======== The records

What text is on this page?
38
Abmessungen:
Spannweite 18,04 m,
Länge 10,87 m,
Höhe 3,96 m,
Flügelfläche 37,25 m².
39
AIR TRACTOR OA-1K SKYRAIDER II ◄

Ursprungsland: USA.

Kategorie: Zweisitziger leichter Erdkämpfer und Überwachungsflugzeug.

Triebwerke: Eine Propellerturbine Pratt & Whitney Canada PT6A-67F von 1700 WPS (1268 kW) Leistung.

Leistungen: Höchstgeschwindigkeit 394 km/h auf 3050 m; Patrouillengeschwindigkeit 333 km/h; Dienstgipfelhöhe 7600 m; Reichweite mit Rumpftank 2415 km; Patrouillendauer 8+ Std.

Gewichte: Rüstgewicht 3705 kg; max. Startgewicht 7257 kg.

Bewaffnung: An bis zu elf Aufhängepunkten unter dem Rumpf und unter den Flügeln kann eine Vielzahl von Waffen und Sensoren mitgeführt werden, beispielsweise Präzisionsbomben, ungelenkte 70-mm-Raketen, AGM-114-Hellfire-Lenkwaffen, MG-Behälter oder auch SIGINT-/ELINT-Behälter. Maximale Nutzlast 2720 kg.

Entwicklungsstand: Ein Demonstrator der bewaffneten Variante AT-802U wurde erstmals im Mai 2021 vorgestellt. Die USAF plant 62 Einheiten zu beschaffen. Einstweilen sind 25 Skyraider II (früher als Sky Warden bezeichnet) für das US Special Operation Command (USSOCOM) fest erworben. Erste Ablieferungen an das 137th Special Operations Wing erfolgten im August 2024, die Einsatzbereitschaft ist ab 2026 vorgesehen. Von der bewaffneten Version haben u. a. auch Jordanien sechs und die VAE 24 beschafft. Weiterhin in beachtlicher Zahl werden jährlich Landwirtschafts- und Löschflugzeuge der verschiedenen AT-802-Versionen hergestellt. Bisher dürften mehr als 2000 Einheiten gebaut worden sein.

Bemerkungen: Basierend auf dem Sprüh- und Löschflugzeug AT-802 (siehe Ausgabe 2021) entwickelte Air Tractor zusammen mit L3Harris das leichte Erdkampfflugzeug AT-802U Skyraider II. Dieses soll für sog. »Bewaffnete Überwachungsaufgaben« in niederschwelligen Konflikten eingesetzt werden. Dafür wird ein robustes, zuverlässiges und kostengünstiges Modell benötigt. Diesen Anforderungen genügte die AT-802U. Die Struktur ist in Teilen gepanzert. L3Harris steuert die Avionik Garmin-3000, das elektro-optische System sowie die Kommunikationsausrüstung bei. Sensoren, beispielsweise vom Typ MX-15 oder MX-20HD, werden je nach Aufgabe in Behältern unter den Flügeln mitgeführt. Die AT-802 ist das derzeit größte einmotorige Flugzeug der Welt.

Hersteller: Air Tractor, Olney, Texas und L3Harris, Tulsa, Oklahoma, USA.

================

**What the task asks:** Every record shown above should be written out again exactly.

**Written solution:**
What text is on this page?
38
Abmessungen:
Spannweite 18,04 m,
Länge 10,87 m,
Höhe 3,96 m,
Flügelfläche 37,25 m².
39
AIR TRACTOR OA-1K SKYRAIDER II ◄

Ursprungsland: USA.

Kategorie: Zweisitziger leichter Erdkämpfer und Überwachungsflugzeug.

Triebwerke: Eine Propellerturbine Pratt & Whitney Canada PT6A-67F von 1700 WPS (1268 kW) Leistung.

Leistungen: Höchstgeschwindigkeit 394 km/h auf 3050 m; Patrouillengeschwindigkeit 333 km/h; Dienstgipfelhöhe 7600 m; Reichweite mit Rumpftank 2415 km; Patrouillendauer 8+ Std.

Gewichte: Rüstgewicht 3705 kg; max. Startgewicht 7257 kg.

Bewaffnung: An bis zu elf Aufhängepunkten unter dem Rumpf und unter den Flügeln kann eine Vielzahl von Waffen und Sensoren mitgeführt werden, beispielsweise Präzisionsbomben, ungelenkte 70-mm-Raketen, AGM-114-Hellfire-Lenkwaffen, MG-Behälter oder auch SIGINT-/ELINT-Behälter. Maximale Nutzlast 2720 kg.

Entwicklungsstand: Ein Demonstrator der bewaffneten Variante AT-802U wurde erstmals im Mai 2021 vorgestellt. Die USAF plant 62 Einheiten zu beschaffen. Einstweilen sind 25 Skyraider II (früher als Sky Warden bezeichnet) für das US Special Operation Command (USSOCOM) fest erworben. Erste Ablieferungen an das 137th Special Operations Wing erfolgten im August 2024, die Einsatzbereitschaft ist ab 2026 vorgesehen. Von der bewaffneten Version haben u. a. auch Jordanien sechs und die VAE 24 beschafft. Weiterhin in beachtlicher Zahl werden jährlich Landwirtschafts- und Löschflugzeuge der verschiedenen AT-802-Versionen hergestellt. Bisher dürften mehr als 2000 Einheiten gebaut worden sein.

Bemerkungen: Basierend auf dem Sprüh- und Löschflugzeug AT-802 (siehe Ausgabe 2021) entwickelte Air Tractor zusammen mit L3Harris das leichte Erdkampfflugzeug AT-802U Skyraider II. Dieses soll für sog. »Bewaffnete Überwachungsaufgaben« in niederschwelligen Konflikten eingesetzt werden. Dafür wird ein robustes, zuverlässiges und kostengünstiges Modell benötigt. Diesen Anforderungen genügte die AT-802U. Die Struktur ist in Teilen gepanzert. L3Harris steuert die Avionik Garmin-3000, das elektro-optische System sowie die Kommunikationsausrüstung bei. Sensoren, beispielsweise vom Typ MX-15 oder MX-20HD, werden je nach Aufgabe in Behältern unter den Flügeln mitgeführt. Die AT-802 ist das derzeit größte einmotorige Flugzeug der Welt.

Hersteller: Air Tractor, Olney, Texas und L3Harris, Tulsa, Oklahoma, USA.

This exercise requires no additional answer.